AIM. All of the lines below are to be printed again exactly; images are excluded from the output.

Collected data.
----

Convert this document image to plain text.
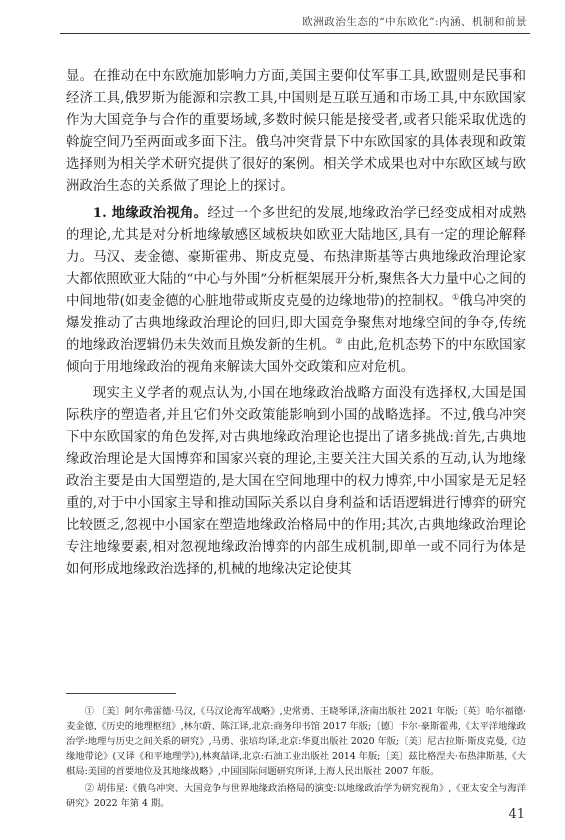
欧洲政治生态的“中东欧化”:内涵、机制和前景

显。在推动在中东欧施加影响力方面,美国主要仰仗军事工具,欧盟则是民事和经济工具,俄罗斯为能源和宗教工具,中国则是互联互通和市场工具,中东欧国家作为大国竞争与合作的重要场域,多数时候只能是接受者,或者只能采取优选的斡旋空间乃至两面或多面下注。俄乌冲突背景下中东欧国家的具体表现和政策选择则为相关学术研究提供了很好的案例。相关学术成果也对中东欧区域与欧洲政治生态的关系做了理论上的探讨。

1. 地缘政治视角。经过一个多世纪的发展,地缘政治学已经变成相对成熟的理论,尤其是对分析地缘敏感区域板块如欧亚大陆地区,具有一定的理论解释力。马汉、麦金德、豪斯霍弗、斯皮克曼、布热津斯基等古典地缘政治理论家大都依照欧亚大陆的“中心与外围”分析框架展开分析,聚焦各大力量中心之间的中间地带(如麦金德的心脏地带或斯皮克曼的边缘地带)的控制权。①俄乌冲突的爆发推动了古典地缘政治理论的回归,即大国竞争聚焦对地缘空间的争夺,传统的地缘政治逻辑仍未失效而且焕发新的生机。② 由此,危机态势下的中东欧国家倾向于用地缘政治的视角来解读大国外交政策和应对危机。

现实主义学者的观点认为,小国在地缘政治战略方面没有选择权,大国是国际秩序的塑造者,并且它们外交政策能影响到小国的战略选择。不过,俄乌冲突下中东欧国家的角色发挥,对古典地缘政治理论也提出了诸多挑战:首先,古典地缘政治理论是大国博弈和国家兴衰的理论,主要关注大国关系的互动,认为地缘政治主要是由大国塑造的,是大国在空间地理中的权力博弈,中小国家是无足轻重的,对于中小国家主导和推动国际关系以自身利益和话语逻辑进行博弈的研究比较匮乏,忽视中小国家在塑造地缘政治格局中的作用;其次,古典地缘政治理论专注地缘要素,相对忽视地缘政治博弈的内部生成机制,即单一或不同行为体是如何形成地缘政治选择的,机械的地缘决定论使其

① 〔美〕阿尔弗雷德·马汉,《马汉论海军战略》,史常勇、王晓琴译,济南出版社 2021 年版;〔英〕哈尔福德·麦金德,《历史的地理枢纽》,林尔蔚、陈江译,北京:商务印书馆 2017 年版;〔德〕卡尔·豪斯霍弗,《太平洋地缘政治学:地理与历史之间关系的研究》,马勇、张培均译,北京:华夏出版社 2020 年版;〔美〕尼古拉斯·斯皮克曼,《边缘地带论》(又译《和平地理学》),林爽喆译,北京:石油工业出版社 2014 年版;〔美〕兹比格涅夫·布热津斯基,《大棋局:美国的首要地位及其地缘战略》,中国国际问题研究所译,上海人民出版社 2007 年版。

② 胡伟星:《俄乌冲突、大国竞争与世界地缘政治格局的演变:以地缘政治学为研究视角》,《亚太安全与海洋研究》2022 年第 4 期。

41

----

PROBLEM SOLUTION.
Convert this document image to plain text.
欧洲政治生态的“中东欧化”:内涵、机制和前景

显。在推动在中东欧施加影响力方面,美国主要仰仗军事工具,欧盟则是民事和经济工具,俄罗斯为能源和宗教工具,中国则是互联互通和市场工具,中东欧国家作为大国竞争与合作的重要场域,多数时候只能是接受者,或者只能采取优选的斡旋空间乃至两面或多面下注。俄乌冲突背景下中东欧国家的具体表现和政策选择则为相关学术研究提供了很好的案例。相关学术成果也对中东欧区域与欧洲政治生态的关系做了理论上的探讨。

1. 地缘政治视角。经过一个多世纪的发展,地缘政治学已经变成相对成熟的理论,尤其是对分析地缘敏感区域板块如欧亚大陆地区,具有一定的理论解释力。马汉、麦金德、豪斯霍弗、斯皮克曼、布热津斯基等古典地缘政治理论家大都依照欧亚大陆的“中心与外围”分析框架展开分析,聚焦各大力量中心之间的中间地带(如麦金德的心脏地带或斯皮克曼的边缘地带)的控制权。①俄乌冲突的爆发推动了古典地缘政治理论的回归,即大国竞争聚焦对地缘空间的争夺,传统的地缘政治逻辑仍未失效而且焕发新的生机。② 由此,危机态势下的中东欧国家倾向于用地缘政治的视角来解读大国外交政策和应对危机。

现实主义学者的观点认为,小国在地缘政治战略方面没有选择权,大国是国际秩序的塑造者,并且它们外交政策能影响到小国的战略选择。不过,俄乌冲突下中东欧国家的角色发挥,对古典地缘政治理论也提出了诸多挑战:首先,古典地缘政治理论是大国博弈和国家兴衰的理论,主要关注大国关系的互动,认为地缘政治主要是由大国塑造的,是大国在空间地理中的权力博弈,中小国家是无足轻重的,对于中小国家主导和推动国际关系以自身利益和话语逻辑进行博弈的研究比较匮乏,忽视中小国家在塑造地缘政治格局中的作用;其次,古典地缘政治理论专注地缘要素,相对忽视地缘政治博弈的内部生成机制,即单一或不同行为体是如何形成地缘政治选择的,机械的地缘决定论使其

① 〔美〕阿尔弗雷德·马汉,《马汉论海军战略》,史常勇、王晓琴译,济南出版社 2021 年版;〔英〕哈尔福德·麦金德,《历史的地理枢纽》,林尔蔚、陈江译,北京:商务印书馆 2017 年版;〔德〕卡尔·豪斯霍弗,《太平洋地缘政治学:地理与历史之间关系的研究》,马勇、张培均译,北京:华夏出版社 2020 年版;〔美〕尼古拉斯·斯皮克曼,《边缘地带论》(又译《和平地理学》),林爽喆译,北京:石油工业出版社 2014 年版;〔美〕兹比格涅夫·布热津斯基,《大棋局:美国的首要地位及其地缘战略》,中国国际问题研究所译,上海人民出版社 2007 年版。

② 胡伟星:《俄乌冲突、大国竞争与世界地缘政治格局的演变:以地缘政治学为研究视角》,《亚太安全与海洋研究》2022 年第 4 期。

41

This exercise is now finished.